Stored data entries:
** Start **

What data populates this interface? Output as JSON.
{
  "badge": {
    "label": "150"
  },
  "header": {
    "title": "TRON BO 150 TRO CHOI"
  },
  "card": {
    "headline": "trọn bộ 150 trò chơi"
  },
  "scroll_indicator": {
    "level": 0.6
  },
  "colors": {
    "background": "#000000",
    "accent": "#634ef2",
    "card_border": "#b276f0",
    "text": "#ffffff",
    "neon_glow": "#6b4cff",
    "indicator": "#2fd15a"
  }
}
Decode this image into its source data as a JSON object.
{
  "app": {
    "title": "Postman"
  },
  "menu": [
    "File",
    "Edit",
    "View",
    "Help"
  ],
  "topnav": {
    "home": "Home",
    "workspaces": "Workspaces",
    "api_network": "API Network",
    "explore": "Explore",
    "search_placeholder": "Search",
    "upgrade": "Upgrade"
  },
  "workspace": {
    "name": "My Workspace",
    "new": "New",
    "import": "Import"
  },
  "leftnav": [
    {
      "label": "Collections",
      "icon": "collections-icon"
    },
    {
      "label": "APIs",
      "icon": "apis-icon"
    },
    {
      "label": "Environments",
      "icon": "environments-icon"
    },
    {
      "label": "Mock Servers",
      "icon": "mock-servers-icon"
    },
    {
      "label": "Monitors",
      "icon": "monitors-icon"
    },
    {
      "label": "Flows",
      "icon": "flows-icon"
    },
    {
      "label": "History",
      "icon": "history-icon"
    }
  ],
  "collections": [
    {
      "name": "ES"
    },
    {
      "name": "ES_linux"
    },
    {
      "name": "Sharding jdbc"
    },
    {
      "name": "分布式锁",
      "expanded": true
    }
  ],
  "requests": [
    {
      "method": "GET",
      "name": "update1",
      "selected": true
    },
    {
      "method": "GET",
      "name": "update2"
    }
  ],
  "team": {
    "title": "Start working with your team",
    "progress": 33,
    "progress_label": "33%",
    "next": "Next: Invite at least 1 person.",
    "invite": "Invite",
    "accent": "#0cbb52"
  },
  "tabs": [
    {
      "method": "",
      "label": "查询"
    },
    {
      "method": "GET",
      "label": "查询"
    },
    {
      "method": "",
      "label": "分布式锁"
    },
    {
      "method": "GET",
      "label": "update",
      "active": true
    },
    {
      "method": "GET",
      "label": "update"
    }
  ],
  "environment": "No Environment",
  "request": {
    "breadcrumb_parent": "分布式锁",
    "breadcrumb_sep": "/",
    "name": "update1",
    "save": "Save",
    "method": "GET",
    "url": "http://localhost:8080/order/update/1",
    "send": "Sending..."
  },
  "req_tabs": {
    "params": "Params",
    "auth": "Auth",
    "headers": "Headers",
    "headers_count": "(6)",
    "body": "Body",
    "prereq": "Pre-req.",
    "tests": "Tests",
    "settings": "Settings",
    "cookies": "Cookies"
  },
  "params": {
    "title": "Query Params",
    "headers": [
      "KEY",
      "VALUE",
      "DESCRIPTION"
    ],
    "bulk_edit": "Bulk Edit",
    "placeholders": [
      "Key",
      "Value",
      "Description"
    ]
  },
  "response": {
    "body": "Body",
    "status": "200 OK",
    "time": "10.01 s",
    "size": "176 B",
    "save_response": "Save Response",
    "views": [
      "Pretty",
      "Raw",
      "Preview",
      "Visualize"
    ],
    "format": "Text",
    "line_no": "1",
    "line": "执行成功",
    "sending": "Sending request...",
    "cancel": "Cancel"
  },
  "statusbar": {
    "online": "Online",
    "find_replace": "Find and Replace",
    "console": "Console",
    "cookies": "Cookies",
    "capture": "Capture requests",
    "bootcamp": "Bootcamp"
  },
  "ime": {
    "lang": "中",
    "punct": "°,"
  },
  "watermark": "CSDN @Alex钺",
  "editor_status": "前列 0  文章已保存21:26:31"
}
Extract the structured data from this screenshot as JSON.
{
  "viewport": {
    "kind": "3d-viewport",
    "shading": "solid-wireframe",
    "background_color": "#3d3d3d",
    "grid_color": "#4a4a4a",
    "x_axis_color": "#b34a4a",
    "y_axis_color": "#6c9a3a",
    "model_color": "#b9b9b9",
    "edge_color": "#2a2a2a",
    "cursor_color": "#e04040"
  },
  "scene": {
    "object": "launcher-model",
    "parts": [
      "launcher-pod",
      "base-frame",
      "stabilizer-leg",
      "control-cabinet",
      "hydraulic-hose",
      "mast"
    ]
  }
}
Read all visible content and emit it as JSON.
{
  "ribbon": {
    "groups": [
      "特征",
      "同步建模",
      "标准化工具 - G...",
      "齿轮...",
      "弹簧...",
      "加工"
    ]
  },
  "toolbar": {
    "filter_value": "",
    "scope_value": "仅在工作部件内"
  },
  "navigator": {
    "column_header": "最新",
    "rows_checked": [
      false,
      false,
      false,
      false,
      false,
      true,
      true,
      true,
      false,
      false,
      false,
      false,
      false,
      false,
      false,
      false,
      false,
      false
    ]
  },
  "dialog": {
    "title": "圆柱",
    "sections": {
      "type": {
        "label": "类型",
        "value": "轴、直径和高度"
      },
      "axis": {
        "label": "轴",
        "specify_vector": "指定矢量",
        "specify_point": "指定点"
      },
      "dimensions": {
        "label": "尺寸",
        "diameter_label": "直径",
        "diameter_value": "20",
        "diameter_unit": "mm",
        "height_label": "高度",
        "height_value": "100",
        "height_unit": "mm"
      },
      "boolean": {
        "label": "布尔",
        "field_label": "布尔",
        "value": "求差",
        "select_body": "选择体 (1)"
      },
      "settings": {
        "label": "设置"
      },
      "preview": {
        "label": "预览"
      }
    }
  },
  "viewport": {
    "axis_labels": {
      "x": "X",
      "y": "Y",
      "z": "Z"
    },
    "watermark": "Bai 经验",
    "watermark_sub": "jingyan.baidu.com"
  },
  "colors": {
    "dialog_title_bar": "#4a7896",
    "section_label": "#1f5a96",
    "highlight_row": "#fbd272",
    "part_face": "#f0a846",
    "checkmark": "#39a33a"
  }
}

** End **

» **What the exercise asks**: In how many lines does the word "object" appear? Respond with the number alone.

» **Answer below**: 2